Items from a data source
· · ·

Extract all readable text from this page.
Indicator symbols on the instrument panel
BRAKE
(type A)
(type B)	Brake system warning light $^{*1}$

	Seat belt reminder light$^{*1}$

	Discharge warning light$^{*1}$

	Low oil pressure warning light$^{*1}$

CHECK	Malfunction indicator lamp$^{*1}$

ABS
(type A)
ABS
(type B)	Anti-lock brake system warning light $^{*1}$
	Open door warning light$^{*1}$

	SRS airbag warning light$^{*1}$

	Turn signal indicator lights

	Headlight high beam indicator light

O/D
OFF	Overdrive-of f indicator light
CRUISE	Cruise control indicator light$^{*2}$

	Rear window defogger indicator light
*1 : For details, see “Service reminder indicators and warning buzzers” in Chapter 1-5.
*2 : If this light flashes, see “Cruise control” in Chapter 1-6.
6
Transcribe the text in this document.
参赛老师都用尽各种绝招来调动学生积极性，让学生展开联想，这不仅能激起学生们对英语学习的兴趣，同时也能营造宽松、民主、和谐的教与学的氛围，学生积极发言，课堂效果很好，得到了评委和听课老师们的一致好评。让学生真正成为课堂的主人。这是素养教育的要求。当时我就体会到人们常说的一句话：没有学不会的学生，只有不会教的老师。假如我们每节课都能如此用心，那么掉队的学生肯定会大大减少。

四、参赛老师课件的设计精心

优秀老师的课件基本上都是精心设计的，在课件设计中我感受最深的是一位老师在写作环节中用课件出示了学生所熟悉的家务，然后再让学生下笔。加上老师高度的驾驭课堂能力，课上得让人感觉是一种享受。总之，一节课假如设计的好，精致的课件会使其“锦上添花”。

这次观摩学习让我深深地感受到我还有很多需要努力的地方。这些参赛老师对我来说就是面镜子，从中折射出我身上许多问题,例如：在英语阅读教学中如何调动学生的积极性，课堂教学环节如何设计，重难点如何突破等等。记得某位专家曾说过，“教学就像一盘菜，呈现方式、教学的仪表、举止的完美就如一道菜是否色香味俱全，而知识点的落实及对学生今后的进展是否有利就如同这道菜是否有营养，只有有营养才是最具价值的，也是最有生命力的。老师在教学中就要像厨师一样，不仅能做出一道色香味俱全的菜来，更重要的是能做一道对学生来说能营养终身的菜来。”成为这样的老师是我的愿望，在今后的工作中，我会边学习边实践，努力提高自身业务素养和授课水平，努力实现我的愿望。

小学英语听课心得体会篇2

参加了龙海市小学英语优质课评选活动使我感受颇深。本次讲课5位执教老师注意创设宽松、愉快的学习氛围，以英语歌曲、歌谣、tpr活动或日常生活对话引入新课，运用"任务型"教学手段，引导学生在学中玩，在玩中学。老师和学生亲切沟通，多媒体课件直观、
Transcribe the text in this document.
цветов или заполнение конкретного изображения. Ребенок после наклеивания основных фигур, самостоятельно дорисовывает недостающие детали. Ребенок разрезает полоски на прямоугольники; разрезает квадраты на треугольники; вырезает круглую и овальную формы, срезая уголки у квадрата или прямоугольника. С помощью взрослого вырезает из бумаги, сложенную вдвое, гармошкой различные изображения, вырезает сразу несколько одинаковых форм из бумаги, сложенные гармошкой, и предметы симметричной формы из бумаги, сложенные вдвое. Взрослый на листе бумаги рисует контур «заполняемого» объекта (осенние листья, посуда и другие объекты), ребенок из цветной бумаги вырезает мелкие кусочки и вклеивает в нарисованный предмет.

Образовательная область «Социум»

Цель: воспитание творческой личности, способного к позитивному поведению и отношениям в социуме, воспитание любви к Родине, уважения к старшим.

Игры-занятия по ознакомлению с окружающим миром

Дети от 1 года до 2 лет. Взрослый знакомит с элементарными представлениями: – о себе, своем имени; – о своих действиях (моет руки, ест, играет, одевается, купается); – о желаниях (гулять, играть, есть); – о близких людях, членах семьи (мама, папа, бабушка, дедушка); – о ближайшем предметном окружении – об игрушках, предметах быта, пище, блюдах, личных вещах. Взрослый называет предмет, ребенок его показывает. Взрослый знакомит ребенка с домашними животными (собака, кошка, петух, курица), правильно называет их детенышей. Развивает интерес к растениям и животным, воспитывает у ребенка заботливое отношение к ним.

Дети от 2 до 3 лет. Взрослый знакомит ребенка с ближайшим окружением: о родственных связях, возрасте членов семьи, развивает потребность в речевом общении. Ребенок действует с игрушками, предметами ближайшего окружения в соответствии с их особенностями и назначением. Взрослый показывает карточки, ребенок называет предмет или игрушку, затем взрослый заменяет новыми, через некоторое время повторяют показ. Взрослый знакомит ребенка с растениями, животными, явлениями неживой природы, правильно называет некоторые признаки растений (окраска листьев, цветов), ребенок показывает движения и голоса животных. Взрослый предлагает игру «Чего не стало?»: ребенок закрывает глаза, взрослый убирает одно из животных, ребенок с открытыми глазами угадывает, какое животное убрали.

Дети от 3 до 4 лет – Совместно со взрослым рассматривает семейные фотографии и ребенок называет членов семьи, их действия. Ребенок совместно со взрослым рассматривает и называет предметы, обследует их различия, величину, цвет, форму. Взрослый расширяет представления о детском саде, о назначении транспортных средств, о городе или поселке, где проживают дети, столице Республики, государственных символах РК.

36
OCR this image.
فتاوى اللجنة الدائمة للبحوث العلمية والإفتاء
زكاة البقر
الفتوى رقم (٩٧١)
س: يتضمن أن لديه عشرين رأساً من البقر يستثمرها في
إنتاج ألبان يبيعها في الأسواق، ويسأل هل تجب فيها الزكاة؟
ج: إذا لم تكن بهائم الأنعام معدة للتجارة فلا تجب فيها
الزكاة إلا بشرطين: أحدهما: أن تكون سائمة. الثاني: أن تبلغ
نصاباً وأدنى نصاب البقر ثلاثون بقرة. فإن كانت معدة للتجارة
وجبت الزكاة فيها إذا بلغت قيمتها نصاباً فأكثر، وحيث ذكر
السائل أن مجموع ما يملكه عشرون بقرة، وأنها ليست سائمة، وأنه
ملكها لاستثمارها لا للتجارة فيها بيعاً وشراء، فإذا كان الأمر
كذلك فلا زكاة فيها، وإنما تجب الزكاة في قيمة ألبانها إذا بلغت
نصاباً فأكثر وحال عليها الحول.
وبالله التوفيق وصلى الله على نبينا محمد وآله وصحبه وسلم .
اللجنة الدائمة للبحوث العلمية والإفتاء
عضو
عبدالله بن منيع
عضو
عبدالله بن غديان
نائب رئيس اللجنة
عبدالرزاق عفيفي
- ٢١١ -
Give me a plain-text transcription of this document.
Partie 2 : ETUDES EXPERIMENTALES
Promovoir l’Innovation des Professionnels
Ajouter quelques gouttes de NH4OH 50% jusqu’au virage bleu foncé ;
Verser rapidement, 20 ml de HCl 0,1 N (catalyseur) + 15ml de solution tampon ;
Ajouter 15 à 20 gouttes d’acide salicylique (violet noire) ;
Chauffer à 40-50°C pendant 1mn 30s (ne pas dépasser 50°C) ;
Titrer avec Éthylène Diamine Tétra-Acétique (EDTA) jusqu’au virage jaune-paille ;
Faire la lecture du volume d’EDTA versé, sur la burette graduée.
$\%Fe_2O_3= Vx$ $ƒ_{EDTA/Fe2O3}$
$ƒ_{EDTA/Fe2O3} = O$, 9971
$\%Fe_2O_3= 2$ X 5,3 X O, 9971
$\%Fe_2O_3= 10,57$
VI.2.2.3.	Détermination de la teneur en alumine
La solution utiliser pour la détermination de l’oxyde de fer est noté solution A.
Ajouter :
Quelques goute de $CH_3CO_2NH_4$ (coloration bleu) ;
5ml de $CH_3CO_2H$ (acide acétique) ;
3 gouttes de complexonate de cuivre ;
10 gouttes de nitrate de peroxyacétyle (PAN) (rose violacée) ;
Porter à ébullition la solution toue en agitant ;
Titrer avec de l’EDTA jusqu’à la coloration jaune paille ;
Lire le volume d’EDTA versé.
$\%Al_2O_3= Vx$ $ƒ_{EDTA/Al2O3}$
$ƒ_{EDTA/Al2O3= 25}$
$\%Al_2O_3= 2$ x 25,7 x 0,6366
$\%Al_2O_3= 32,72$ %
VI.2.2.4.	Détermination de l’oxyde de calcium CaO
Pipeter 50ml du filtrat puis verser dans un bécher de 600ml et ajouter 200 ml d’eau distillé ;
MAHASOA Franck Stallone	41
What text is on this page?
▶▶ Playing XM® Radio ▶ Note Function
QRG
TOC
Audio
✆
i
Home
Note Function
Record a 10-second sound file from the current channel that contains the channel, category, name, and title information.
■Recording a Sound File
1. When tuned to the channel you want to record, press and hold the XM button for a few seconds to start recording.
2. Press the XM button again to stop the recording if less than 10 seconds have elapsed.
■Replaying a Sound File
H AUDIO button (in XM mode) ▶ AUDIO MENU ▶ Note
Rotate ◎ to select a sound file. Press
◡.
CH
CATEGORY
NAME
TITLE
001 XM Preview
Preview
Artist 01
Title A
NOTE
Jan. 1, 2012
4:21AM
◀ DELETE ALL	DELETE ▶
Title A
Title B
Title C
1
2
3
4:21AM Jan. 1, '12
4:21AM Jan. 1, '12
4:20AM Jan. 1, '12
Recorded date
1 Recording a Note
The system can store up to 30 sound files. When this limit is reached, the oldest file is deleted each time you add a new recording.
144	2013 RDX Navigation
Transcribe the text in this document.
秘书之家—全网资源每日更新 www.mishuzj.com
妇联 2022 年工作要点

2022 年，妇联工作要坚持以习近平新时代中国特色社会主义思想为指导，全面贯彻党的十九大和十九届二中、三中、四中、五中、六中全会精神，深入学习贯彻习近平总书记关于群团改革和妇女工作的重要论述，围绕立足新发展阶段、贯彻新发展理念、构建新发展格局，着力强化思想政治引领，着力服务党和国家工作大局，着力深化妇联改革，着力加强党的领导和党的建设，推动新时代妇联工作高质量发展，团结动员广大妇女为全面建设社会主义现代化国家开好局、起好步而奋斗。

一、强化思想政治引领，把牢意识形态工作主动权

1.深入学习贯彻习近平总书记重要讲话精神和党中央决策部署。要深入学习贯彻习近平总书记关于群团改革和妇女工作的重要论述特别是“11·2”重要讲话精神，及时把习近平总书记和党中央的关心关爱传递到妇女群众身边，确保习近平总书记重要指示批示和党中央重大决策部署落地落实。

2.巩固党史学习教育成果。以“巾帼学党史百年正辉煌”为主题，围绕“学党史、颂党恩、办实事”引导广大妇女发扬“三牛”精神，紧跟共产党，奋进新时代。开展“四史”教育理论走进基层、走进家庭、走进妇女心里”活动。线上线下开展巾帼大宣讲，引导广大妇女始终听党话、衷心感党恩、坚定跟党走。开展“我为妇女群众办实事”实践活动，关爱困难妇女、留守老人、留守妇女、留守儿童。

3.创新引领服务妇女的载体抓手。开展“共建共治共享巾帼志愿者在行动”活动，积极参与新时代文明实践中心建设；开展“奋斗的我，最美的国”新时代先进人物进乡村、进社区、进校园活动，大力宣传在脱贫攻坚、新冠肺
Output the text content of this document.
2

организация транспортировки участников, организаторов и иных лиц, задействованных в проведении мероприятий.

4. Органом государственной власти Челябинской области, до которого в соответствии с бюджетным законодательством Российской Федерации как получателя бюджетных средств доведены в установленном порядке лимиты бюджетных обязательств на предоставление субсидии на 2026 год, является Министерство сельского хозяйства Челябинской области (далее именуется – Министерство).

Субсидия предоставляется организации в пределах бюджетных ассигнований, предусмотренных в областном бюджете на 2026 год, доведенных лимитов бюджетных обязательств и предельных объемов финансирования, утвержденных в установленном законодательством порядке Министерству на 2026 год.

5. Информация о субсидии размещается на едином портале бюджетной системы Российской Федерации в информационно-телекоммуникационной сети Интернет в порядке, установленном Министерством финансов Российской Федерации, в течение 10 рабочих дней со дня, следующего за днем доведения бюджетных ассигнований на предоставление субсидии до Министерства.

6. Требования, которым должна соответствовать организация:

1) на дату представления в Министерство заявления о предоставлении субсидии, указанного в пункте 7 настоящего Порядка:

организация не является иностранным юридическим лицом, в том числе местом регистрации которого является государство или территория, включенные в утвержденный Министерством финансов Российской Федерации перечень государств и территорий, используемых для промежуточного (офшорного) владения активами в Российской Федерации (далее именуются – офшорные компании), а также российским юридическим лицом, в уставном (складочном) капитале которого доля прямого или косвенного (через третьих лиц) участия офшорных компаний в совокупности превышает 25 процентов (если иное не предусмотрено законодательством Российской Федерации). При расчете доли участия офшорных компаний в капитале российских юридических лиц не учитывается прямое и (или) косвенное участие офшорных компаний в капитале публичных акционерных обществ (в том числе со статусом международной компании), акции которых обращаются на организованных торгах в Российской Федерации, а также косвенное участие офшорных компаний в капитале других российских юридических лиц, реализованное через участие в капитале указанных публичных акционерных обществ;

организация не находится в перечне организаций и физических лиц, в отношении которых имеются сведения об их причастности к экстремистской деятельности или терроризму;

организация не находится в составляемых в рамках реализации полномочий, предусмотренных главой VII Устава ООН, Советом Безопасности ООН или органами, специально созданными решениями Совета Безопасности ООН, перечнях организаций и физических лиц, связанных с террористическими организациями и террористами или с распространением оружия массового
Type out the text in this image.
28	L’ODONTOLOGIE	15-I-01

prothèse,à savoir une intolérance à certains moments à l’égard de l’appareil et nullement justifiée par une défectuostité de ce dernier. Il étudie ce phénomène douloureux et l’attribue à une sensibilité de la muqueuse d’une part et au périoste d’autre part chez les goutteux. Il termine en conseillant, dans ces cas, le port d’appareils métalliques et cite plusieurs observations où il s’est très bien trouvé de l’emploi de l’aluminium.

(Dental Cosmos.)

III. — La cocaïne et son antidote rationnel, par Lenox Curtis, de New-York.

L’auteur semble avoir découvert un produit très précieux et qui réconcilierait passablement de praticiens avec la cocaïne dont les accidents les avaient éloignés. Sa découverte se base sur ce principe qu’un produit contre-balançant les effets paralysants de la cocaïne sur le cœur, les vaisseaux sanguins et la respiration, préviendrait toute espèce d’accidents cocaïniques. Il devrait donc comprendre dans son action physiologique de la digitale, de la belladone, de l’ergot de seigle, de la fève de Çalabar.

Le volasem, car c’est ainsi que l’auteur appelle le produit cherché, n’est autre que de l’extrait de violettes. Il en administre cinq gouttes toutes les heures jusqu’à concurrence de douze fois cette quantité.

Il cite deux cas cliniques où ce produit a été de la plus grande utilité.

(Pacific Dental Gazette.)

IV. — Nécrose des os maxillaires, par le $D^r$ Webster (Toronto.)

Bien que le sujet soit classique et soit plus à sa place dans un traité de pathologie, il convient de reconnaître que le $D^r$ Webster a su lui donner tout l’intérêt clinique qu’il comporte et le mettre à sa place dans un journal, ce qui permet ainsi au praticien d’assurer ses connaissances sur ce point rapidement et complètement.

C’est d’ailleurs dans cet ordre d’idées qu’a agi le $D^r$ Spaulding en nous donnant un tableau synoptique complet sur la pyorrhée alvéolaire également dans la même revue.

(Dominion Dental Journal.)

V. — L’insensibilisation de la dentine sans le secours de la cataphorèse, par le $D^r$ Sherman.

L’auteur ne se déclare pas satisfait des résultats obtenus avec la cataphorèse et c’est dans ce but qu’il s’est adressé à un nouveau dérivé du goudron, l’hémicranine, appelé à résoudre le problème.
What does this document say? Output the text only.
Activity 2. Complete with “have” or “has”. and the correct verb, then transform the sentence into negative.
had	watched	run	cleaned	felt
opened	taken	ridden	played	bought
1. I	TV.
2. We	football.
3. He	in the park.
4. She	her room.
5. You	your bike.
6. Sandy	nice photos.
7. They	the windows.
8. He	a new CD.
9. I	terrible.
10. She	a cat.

· · ·

- **Set exercise**
Extract each line from the listing that holds the word "have".

- **The answer**
2. Press the XM button again to stop the recording if less than 10 seconds have elapsed.
Activity 2. Complete with “have” or “has”. and the correct verb, then transform the sentence into negative.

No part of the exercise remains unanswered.